Extracted records
--- start ---
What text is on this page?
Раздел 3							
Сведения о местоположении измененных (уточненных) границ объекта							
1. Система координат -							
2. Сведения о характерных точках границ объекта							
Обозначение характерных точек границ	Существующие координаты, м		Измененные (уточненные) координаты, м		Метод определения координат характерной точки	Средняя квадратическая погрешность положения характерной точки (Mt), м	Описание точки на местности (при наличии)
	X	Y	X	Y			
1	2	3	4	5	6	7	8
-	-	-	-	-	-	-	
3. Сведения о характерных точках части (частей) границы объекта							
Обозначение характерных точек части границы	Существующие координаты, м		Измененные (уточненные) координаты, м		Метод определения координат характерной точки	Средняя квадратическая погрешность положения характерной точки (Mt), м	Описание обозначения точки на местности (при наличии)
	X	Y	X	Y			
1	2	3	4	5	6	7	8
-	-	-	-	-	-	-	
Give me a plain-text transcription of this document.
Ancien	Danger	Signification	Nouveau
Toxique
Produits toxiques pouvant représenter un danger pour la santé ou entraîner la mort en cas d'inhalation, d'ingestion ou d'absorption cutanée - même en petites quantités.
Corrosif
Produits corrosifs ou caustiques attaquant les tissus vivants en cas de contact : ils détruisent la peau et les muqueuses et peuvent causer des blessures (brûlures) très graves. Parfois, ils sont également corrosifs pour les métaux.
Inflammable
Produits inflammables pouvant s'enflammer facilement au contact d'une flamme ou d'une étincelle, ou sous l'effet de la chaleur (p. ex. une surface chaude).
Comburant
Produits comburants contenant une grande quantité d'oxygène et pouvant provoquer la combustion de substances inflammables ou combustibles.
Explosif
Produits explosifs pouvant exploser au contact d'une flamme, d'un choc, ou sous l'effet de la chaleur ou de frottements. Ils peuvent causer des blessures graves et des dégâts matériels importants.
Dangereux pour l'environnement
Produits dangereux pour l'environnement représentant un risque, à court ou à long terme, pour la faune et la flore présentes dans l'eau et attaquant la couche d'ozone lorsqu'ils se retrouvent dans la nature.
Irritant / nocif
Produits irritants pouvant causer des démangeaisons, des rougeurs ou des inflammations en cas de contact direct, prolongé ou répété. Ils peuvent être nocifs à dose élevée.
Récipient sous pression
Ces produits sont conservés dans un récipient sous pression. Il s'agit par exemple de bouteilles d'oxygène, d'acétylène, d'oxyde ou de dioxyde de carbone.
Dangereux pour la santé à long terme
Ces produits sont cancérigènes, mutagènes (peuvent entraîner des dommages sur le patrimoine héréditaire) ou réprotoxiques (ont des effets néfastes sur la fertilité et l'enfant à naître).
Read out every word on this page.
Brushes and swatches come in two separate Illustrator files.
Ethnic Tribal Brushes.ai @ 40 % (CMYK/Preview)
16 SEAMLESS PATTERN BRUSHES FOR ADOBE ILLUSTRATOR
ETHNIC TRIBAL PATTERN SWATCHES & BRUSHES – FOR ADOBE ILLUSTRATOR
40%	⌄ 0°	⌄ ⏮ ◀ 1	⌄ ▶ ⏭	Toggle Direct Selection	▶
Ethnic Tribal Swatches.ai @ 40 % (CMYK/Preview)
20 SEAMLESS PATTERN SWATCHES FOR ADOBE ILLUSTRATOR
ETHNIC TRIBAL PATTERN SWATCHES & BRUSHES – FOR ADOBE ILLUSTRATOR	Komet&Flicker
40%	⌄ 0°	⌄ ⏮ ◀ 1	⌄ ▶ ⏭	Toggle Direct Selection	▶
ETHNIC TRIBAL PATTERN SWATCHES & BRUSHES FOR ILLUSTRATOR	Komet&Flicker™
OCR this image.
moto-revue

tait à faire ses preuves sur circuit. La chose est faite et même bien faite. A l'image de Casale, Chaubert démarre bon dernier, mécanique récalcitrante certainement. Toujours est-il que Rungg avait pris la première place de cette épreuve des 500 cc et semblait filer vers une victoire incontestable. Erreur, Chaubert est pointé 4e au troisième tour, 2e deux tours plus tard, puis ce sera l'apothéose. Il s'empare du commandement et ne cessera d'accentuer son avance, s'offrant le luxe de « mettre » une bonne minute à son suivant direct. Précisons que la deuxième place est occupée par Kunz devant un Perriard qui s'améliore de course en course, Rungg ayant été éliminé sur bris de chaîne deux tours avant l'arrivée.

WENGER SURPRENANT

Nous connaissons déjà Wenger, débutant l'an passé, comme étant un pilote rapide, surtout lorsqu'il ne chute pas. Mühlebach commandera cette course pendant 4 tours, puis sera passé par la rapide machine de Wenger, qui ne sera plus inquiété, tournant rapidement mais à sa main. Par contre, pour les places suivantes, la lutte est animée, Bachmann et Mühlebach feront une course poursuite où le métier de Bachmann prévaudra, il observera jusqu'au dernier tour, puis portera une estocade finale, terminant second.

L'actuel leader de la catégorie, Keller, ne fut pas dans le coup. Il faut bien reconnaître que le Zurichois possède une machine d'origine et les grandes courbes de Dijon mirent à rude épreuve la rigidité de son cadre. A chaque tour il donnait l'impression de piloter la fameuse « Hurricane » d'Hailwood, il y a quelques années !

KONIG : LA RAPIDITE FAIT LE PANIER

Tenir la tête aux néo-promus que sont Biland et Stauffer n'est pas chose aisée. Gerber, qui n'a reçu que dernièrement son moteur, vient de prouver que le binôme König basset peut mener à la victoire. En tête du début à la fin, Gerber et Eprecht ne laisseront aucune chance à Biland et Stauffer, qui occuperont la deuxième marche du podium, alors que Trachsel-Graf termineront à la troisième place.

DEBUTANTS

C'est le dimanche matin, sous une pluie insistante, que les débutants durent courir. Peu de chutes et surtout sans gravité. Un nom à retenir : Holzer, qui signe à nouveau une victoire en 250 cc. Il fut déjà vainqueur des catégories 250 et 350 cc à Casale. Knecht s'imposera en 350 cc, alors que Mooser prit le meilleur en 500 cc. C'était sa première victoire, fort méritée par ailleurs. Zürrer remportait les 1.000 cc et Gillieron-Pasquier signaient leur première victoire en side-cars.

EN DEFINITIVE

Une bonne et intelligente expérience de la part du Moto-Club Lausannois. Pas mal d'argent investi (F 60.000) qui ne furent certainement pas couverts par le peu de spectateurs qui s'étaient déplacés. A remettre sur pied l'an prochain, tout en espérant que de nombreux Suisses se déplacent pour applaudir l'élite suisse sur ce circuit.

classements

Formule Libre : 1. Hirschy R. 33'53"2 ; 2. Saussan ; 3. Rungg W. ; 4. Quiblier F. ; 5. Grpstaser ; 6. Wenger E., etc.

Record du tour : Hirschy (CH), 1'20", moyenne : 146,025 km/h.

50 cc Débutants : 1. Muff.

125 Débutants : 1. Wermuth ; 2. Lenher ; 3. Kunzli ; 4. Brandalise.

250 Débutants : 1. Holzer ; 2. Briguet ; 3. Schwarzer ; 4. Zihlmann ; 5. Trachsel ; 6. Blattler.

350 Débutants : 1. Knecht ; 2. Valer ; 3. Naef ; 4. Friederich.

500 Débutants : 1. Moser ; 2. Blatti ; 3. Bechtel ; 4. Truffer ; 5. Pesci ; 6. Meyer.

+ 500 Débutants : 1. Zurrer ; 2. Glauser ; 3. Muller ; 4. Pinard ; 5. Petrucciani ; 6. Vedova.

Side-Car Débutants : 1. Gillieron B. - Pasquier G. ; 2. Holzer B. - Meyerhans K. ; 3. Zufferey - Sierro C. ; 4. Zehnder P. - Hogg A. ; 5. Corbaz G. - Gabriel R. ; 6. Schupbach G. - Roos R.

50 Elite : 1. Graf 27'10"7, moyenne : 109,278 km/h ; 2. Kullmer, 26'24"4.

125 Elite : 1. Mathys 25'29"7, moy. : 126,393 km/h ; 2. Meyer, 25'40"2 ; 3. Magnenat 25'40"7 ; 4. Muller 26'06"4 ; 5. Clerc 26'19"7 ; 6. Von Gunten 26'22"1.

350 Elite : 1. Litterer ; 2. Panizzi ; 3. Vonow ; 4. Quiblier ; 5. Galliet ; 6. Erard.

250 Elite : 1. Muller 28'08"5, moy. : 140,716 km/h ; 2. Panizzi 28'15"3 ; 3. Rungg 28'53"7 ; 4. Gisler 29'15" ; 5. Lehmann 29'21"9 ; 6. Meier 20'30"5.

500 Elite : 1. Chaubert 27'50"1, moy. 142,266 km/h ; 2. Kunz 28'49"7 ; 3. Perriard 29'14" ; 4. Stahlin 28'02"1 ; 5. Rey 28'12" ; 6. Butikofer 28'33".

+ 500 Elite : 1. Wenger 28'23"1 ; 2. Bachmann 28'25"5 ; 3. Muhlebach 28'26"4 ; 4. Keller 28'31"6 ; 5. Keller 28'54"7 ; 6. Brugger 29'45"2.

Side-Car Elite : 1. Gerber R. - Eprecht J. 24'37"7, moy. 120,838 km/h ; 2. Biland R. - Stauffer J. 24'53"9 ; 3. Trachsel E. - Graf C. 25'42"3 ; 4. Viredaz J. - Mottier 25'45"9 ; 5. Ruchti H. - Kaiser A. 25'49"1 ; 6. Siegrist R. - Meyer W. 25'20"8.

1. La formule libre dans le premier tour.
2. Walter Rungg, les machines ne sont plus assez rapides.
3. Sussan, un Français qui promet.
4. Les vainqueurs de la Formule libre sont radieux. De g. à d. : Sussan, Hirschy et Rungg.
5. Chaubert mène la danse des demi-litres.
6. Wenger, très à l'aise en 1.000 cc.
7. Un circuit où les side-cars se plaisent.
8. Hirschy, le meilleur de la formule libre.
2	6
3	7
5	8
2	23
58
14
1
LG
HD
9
--- end ---
#### Work to do
Select and copy every line of the listing with the word "entraîner".

#### Written response
Produits toxiques pouvant représenter un danger pour la santé ou entraîner la mort en cas d'inhalation, d'ingestion ou d'absorption cutanée - même en petites quantités.
Ces produits sont cancérigènes, mutagènes (peuvent entraîner des dommages sur le patrimoine héréditaire) ou réprotoxiques (ont des effets néfastes sur la fertilité et l'enfant à naître).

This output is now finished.